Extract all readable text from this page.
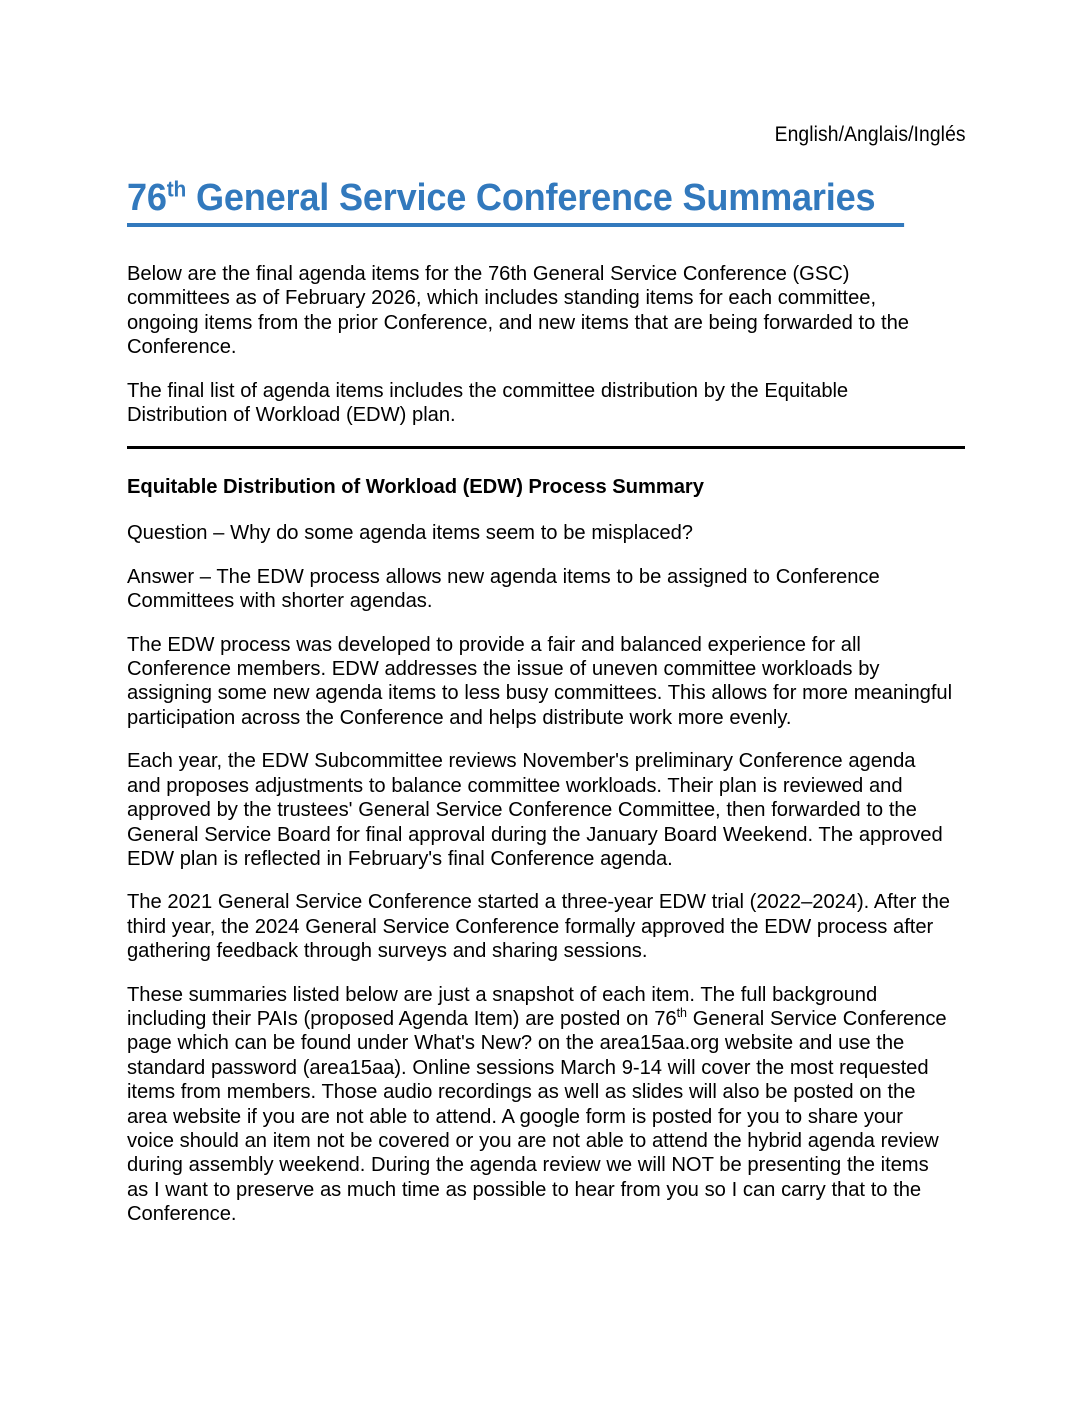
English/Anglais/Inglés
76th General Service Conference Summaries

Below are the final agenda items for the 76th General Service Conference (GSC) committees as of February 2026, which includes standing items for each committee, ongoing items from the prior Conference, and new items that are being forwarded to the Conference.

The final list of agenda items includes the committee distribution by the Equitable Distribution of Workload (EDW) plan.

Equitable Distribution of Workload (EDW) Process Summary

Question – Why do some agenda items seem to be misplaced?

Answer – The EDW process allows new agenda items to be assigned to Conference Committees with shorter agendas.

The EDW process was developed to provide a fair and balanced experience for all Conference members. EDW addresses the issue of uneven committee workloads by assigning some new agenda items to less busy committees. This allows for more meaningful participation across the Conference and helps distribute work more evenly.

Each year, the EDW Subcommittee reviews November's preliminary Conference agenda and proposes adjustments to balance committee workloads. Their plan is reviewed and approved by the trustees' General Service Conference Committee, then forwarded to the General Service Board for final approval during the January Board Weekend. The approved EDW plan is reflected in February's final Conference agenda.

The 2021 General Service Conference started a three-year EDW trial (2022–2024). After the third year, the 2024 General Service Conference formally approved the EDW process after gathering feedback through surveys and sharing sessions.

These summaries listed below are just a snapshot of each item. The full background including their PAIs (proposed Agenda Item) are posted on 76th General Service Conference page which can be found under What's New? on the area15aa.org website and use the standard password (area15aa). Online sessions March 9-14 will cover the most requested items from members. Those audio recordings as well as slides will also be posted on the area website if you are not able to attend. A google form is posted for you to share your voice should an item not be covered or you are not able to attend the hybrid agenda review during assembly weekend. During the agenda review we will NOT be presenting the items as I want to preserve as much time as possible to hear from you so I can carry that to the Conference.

○ ○ ○ ○ ○

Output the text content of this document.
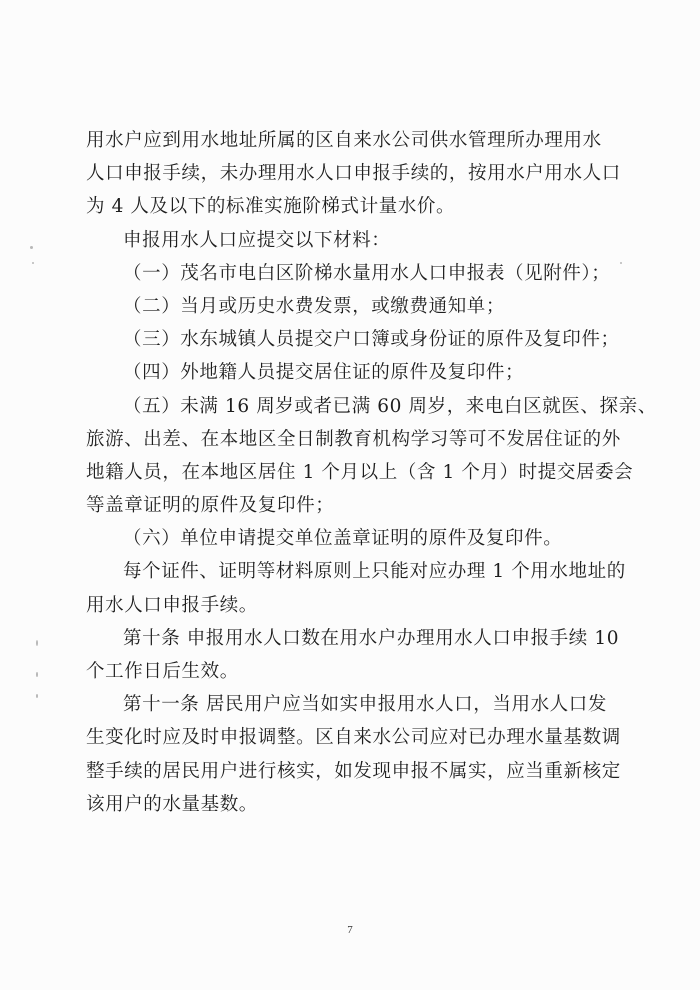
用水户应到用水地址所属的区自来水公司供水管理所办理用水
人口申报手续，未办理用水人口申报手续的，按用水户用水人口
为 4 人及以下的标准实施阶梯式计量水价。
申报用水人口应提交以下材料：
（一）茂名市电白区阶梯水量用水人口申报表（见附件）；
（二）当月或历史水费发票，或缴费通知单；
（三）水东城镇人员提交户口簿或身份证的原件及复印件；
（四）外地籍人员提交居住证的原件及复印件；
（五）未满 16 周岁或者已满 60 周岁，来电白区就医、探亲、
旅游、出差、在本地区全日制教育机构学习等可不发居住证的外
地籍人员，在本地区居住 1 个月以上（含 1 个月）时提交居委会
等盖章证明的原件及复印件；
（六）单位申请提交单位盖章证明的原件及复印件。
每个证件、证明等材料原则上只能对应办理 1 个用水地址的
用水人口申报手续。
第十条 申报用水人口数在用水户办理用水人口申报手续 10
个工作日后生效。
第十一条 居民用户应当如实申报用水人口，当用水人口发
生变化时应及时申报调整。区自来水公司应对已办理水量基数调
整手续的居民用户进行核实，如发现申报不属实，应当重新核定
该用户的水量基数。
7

○ ○ ○ ○ ○

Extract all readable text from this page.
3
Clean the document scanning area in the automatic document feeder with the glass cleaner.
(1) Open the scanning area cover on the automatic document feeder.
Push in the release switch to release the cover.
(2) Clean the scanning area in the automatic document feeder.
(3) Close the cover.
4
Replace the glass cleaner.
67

○ ○ ○ ○ ○

#### [Aim]
Say how many lines of the data hold the string "during". Reply with the number alone.

#### [Answer]
2